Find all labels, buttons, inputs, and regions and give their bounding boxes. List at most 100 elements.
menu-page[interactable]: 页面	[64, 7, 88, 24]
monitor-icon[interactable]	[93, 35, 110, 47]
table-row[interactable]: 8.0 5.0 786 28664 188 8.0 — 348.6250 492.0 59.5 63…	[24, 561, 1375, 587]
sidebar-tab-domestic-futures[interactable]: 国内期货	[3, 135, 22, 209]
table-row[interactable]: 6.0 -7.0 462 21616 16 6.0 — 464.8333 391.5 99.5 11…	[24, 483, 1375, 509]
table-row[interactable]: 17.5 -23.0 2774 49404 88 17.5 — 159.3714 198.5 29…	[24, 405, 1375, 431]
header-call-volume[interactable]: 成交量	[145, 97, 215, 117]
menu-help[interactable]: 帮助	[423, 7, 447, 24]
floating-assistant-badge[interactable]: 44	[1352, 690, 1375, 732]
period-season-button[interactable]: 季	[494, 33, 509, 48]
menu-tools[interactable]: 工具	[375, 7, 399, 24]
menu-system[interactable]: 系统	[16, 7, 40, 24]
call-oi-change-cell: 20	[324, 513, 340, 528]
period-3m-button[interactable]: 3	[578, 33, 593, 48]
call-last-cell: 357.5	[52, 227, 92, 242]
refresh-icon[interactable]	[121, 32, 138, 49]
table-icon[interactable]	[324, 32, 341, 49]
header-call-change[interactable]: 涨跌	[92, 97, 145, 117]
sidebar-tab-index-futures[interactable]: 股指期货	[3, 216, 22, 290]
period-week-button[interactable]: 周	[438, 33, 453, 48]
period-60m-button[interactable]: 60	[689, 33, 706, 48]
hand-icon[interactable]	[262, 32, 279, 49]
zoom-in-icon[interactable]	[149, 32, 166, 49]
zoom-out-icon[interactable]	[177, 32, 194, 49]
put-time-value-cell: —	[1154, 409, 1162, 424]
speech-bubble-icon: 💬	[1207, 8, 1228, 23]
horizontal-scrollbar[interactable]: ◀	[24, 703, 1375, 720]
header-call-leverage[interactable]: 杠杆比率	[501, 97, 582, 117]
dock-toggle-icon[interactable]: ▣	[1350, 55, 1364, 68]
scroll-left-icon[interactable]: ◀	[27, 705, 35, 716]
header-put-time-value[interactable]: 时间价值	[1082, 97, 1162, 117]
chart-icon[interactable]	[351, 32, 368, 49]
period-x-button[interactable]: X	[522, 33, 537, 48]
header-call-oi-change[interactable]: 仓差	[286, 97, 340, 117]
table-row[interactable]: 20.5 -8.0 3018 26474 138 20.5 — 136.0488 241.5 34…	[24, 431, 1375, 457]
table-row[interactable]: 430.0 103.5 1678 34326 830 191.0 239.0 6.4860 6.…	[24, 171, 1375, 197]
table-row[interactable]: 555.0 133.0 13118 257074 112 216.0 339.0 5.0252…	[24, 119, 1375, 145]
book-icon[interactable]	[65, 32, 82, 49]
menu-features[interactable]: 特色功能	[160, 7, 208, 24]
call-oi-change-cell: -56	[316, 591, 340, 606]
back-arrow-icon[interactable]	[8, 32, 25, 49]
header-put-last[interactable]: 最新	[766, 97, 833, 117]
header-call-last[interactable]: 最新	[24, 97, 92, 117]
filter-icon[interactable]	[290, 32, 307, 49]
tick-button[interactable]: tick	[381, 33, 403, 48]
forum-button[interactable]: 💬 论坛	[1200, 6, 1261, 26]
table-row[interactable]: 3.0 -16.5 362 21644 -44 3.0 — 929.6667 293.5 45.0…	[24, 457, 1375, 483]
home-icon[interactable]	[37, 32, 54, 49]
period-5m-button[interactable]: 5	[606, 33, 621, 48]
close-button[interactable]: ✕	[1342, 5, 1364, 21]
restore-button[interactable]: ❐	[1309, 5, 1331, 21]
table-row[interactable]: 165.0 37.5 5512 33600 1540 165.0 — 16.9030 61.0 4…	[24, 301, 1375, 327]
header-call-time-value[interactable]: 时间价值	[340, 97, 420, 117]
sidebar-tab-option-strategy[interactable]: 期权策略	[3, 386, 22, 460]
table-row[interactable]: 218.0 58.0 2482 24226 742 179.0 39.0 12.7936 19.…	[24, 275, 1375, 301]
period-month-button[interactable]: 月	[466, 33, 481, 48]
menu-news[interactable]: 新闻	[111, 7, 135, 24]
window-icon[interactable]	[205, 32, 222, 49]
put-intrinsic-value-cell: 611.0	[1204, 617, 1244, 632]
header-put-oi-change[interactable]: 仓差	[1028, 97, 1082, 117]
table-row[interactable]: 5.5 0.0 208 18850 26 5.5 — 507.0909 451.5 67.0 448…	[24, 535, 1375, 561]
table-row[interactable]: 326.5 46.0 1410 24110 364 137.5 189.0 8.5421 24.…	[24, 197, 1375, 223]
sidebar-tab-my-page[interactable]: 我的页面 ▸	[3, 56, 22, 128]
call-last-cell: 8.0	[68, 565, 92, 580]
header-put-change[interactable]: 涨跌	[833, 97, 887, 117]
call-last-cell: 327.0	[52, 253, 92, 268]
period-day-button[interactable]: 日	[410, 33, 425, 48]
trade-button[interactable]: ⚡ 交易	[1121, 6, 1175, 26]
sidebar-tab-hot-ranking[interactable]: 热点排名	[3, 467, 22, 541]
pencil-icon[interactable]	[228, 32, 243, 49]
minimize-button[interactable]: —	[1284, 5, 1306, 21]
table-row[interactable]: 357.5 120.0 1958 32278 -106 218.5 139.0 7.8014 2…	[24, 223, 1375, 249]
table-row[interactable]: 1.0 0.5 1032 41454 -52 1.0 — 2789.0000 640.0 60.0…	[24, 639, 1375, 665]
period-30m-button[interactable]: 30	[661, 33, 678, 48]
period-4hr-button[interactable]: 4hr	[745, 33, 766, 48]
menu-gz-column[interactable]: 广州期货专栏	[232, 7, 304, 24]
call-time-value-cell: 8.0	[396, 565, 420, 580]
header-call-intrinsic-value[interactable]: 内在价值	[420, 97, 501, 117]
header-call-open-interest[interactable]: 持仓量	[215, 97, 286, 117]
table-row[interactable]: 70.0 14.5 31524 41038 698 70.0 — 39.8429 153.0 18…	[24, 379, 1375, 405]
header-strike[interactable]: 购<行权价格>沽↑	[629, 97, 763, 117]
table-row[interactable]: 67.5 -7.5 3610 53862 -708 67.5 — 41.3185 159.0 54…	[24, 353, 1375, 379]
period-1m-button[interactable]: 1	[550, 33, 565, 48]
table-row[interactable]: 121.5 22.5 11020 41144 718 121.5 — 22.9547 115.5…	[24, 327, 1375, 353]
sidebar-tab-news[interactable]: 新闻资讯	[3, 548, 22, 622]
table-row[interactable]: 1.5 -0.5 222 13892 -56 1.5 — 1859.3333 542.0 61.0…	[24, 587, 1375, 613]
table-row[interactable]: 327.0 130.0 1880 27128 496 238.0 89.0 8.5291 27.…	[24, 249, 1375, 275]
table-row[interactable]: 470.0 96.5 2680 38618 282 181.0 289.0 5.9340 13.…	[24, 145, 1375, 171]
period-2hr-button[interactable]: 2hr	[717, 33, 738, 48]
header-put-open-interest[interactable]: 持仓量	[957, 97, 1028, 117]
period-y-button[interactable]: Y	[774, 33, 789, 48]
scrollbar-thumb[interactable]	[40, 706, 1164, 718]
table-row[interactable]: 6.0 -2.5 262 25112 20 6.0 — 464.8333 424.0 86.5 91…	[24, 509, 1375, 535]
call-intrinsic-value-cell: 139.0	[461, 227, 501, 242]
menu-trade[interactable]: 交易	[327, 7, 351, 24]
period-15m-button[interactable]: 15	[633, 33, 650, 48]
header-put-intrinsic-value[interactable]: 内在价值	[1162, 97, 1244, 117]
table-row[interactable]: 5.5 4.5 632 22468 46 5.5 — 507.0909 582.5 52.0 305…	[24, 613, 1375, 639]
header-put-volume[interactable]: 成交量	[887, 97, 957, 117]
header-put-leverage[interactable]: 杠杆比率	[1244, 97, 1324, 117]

> _REQUIREMENTS_
Report each line of the records that contains the word "zoom".

> _RESPONSE TO THE TASK_
zoom-in-icon[interactable]	[149, 32, 166, 49]
zoom-out-icon[interactable]	[177, 32, 194, 49]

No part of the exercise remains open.